-- Start Data --

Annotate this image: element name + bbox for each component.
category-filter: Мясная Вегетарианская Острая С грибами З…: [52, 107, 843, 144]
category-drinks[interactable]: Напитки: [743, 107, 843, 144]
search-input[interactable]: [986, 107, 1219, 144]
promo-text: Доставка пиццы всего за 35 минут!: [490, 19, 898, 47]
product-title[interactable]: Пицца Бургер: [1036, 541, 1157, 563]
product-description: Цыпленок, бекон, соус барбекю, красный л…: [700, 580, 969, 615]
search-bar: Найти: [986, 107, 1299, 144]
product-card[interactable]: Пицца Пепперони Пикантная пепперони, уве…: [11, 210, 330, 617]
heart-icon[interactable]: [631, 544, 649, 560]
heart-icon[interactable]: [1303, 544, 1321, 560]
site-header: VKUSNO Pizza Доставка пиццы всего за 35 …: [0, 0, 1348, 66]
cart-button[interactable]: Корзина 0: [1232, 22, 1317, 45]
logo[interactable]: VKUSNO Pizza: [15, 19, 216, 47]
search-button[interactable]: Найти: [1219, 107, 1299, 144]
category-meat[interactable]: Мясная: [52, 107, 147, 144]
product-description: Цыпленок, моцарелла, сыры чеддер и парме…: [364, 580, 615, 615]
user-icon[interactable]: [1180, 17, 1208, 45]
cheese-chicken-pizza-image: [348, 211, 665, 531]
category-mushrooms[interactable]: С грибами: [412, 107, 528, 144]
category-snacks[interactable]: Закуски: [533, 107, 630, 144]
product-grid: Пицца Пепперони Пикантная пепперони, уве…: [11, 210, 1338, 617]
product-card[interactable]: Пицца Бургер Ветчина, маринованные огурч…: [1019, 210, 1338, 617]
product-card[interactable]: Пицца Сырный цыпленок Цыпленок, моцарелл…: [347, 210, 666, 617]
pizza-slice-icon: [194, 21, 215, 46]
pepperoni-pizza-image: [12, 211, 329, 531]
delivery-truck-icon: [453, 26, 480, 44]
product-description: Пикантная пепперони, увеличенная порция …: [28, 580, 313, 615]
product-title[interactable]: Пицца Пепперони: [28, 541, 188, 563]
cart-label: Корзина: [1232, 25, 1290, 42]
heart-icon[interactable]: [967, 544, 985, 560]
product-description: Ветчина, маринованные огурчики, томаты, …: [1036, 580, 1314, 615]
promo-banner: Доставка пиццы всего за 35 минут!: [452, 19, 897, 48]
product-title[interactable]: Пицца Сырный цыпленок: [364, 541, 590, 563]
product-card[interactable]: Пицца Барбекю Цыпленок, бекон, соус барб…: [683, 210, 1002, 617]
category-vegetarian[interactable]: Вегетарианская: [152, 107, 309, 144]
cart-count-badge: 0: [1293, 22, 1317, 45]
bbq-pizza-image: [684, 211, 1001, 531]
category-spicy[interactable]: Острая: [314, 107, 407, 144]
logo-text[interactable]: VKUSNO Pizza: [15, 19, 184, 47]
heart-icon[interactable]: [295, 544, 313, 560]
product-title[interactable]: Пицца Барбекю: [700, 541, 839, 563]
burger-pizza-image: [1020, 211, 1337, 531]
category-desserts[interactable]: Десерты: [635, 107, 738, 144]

-- End Data --

• **To be done**
Can you reproduce every line of the entries above, character for character?

• **Result of the task**
Annotate this image: element name + bbox for each component.
category-filter: Мясная Вегетарианская Острая С грибами З…: [52, 107, 843, 144]
category-drinks[interactable]: Напитки: [743, 107, 843, 144]
search-input[interactable]: [986, 107, 1219, 144]
promo-text: Доставка пиццы всего за 35 минут!: [490, 19, 898, 47]
product-title[interactable]: Пицца Бургер: [1036, 541, 1157, 563]
product-description: Цыпленок, бекон, соус барбекю, красный л…: [700, 580, 969, 615]
search-bar: Найти: [986, 107, 1299, 144]
product-card[interactable]: Пицца Пепперони Пикантная пепперони, уве…: [11, 210, 330, 617]
heart-icon[interactable]: [631, 544, 649, 560]
heart-icon[interactable]: [1303, 544, 1321, 560]
site-header: VKUSNO Pizza Доставка пиццы всего за 35 …: [0, 0, 1348, 66]
cart-button[interactable]: Корзина 0: [1232, 22, 1317, 45]
logo[interactable]: VKUSNO Pizza: [15, 19, 216, 47]
search-button[interactable]: Найти: [1219, 107, 1299, 144]
category-meat[interactable]: Мясная: [52, 107, 147, 144]
product-description: Цыпленок, моцарелла, сыры чеддер и парме…: [364, 580, 615, 615]
user-icon[interactable]: [1180, 17, 1208, 45]
cheese-chicken-pizza-image: [348, 211, 665, 531]
category-mushrooms[interactable]: С грибами: [412, 107, 528, 144]
category-snacks[interactable]: Закуски: [533, 107, 630, 144]
product-grid: Пицца Пепперони Пикантная пепперони, уве…: [11, 210, 1338, 617]
product-card[interactable]: Пицца Бургер Ветчина, маринованные огурч…: [1019, 210, 1338, 617]
product-card[interactable]: Пицца Сырный цыпленок Цыпленок, моцарелл…: [347, 210, 666, 617]
pizza-slice-icon: [194, 21, 215, 46]
pepperoni-pizza-image: [12, 211, 329, 531]
delivery-truck-icon: [453, 26, 480, 44]
product-description: Пикантная пепперони, увеличенная порция …: [28, 580, 313, 615]
product-title[interactable]: Пицца Пепперони: [28, 541, 188, 563]
cart-label: Корзина: [1232, 25, 1290, 42]
heart-icon[interactable]: [967, 544, 985, 560]
product-description: Ветчина, маринованные огурчики, томаты, …: [1036, 580, 1314, 615]
promo-banner: Доставка пиццы всего за 35 минут!: [452, 19, 897, 48]
product-title[interactable]: Пицца Сырный цыпленок: [364, 541, 590, 563]
product-card[interactable]: Пицца Барбекю Цыпленок, бекон, соус барб…: [683, 210, 1002, 617]
category-vegetarian[interactable]: Вегетарианская: [152, 107, 309, 144]
cart-count-badge: 0: [1293, 22, 1317, 45]
bbq-pizza-image: [684, 211, 1001, 531]
category-spicy[interactable]: Острая: [314, 107, 407, 144]
logo-text[interactable]: VKUSNO Pizza: [15, 19, 184, 47]
heart-icon[interactable]: [295, 544, 313, 560]
product-title[interactable]: Пицца Барбекю: [700, 541, 839, 563]
burger-pizza-image: [1020, 211, 1337, 531]
category-desserts[interactable]: Десерты: [635, 107, 738, 144]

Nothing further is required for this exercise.